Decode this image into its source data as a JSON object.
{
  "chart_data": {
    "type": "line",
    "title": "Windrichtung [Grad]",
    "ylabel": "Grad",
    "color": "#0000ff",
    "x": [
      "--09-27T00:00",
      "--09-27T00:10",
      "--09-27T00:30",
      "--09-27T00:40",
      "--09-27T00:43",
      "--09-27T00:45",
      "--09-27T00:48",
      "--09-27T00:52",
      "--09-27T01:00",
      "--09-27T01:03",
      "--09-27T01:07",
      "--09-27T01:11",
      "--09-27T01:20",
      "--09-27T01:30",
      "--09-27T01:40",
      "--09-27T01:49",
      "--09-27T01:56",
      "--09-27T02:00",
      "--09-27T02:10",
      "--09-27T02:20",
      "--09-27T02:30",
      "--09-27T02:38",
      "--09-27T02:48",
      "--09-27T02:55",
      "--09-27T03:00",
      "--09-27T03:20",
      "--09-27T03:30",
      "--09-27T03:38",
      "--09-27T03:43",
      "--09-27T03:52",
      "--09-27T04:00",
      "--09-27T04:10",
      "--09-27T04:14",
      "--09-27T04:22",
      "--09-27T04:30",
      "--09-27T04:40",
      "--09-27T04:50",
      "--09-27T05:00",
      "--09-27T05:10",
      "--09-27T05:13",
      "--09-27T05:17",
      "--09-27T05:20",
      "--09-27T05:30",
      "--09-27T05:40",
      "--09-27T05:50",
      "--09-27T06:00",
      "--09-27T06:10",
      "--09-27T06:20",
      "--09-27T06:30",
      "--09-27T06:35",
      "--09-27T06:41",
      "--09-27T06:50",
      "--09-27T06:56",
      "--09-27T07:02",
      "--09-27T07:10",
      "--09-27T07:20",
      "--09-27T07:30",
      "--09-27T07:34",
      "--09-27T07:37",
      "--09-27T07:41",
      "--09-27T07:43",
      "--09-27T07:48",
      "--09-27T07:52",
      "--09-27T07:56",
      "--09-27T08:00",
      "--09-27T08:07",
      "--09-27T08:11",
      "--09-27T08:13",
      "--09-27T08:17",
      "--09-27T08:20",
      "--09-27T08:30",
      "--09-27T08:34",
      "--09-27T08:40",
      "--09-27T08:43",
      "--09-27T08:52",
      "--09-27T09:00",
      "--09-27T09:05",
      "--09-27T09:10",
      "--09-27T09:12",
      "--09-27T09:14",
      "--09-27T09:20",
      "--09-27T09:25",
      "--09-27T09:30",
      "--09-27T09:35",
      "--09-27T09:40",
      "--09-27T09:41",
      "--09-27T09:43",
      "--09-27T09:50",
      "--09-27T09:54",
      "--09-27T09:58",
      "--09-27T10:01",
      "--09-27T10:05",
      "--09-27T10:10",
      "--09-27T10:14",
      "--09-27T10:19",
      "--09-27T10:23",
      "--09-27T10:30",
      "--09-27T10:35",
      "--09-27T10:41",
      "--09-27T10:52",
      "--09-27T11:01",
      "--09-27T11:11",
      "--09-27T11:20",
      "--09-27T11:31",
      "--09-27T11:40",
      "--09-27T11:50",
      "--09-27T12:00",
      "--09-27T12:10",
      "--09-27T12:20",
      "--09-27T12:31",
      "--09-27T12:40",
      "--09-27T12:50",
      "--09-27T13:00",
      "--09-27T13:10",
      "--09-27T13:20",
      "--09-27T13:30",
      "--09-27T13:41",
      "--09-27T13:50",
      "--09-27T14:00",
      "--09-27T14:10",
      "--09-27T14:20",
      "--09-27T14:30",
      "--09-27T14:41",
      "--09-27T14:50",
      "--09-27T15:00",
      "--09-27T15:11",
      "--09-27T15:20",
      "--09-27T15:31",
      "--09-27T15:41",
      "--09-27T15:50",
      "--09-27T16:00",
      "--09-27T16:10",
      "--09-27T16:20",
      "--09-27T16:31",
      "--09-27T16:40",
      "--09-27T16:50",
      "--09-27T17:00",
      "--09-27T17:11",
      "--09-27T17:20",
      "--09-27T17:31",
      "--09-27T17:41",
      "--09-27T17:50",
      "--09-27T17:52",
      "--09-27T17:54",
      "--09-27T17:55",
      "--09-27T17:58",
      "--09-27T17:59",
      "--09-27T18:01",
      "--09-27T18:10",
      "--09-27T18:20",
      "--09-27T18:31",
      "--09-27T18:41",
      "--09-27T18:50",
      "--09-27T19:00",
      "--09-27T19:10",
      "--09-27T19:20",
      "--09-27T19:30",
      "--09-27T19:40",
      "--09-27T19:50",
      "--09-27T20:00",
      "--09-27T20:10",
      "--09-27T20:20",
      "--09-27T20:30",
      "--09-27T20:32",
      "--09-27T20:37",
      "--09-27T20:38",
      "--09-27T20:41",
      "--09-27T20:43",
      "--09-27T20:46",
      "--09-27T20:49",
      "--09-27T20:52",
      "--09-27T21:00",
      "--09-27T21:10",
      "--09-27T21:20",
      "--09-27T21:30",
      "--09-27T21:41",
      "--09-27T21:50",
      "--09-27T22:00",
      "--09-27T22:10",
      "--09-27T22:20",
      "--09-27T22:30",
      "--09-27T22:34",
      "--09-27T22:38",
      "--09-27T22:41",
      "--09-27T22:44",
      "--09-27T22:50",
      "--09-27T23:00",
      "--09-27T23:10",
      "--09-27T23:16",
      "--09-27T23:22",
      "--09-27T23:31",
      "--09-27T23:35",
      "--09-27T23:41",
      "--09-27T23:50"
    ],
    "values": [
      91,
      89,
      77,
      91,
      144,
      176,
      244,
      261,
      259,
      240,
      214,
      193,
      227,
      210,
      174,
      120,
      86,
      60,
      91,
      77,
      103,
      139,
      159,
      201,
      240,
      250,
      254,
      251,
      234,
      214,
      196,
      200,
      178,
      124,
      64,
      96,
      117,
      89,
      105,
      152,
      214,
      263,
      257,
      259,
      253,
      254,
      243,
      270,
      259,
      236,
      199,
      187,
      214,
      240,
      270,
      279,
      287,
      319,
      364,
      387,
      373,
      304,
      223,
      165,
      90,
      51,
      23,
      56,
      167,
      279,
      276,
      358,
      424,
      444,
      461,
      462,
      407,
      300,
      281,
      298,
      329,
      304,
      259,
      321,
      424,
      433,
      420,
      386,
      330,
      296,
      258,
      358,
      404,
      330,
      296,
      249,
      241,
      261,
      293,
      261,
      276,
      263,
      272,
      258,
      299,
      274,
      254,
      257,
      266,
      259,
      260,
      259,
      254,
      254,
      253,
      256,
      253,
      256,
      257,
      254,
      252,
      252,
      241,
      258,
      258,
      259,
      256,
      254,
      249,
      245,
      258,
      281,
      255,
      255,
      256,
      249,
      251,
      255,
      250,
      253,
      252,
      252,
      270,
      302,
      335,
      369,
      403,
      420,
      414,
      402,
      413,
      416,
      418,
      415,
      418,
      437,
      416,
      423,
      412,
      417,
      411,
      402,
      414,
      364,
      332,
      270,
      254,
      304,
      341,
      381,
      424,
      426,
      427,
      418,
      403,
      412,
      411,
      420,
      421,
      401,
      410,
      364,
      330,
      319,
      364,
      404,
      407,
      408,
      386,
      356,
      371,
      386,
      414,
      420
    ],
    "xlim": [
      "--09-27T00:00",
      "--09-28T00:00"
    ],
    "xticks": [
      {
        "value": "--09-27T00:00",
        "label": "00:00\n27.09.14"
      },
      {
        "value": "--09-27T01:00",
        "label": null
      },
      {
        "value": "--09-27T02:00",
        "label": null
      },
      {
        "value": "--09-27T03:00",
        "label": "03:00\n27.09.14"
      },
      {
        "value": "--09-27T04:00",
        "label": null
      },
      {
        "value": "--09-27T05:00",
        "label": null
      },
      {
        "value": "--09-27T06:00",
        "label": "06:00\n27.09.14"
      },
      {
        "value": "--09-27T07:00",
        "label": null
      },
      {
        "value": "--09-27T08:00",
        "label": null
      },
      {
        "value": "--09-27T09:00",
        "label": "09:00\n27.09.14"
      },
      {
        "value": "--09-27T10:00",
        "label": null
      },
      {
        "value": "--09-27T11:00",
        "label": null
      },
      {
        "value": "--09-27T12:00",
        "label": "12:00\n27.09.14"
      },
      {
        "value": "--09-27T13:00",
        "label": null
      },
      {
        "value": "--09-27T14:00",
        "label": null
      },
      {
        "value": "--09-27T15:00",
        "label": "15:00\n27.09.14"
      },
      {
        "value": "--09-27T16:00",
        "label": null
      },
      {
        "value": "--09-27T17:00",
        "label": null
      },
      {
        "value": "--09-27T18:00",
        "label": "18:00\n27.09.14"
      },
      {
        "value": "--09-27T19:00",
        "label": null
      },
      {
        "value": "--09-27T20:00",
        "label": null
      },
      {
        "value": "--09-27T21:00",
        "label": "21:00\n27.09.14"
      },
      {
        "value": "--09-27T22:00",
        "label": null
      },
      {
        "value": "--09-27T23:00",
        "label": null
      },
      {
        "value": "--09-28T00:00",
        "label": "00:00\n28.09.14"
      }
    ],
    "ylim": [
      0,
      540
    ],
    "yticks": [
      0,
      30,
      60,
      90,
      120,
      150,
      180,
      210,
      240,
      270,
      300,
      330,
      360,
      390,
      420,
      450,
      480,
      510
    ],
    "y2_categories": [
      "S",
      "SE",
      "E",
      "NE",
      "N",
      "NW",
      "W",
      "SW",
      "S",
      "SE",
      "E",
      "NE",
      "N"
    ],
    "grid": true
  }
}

▸ WHAT TO PRODUCE: Pull out all lines from the entries above that include the word "Grad".

▸ SOLUTION TO THIS TASK:
    "title": "Windrichtung [Grad]",
    "ylabel": "Grad",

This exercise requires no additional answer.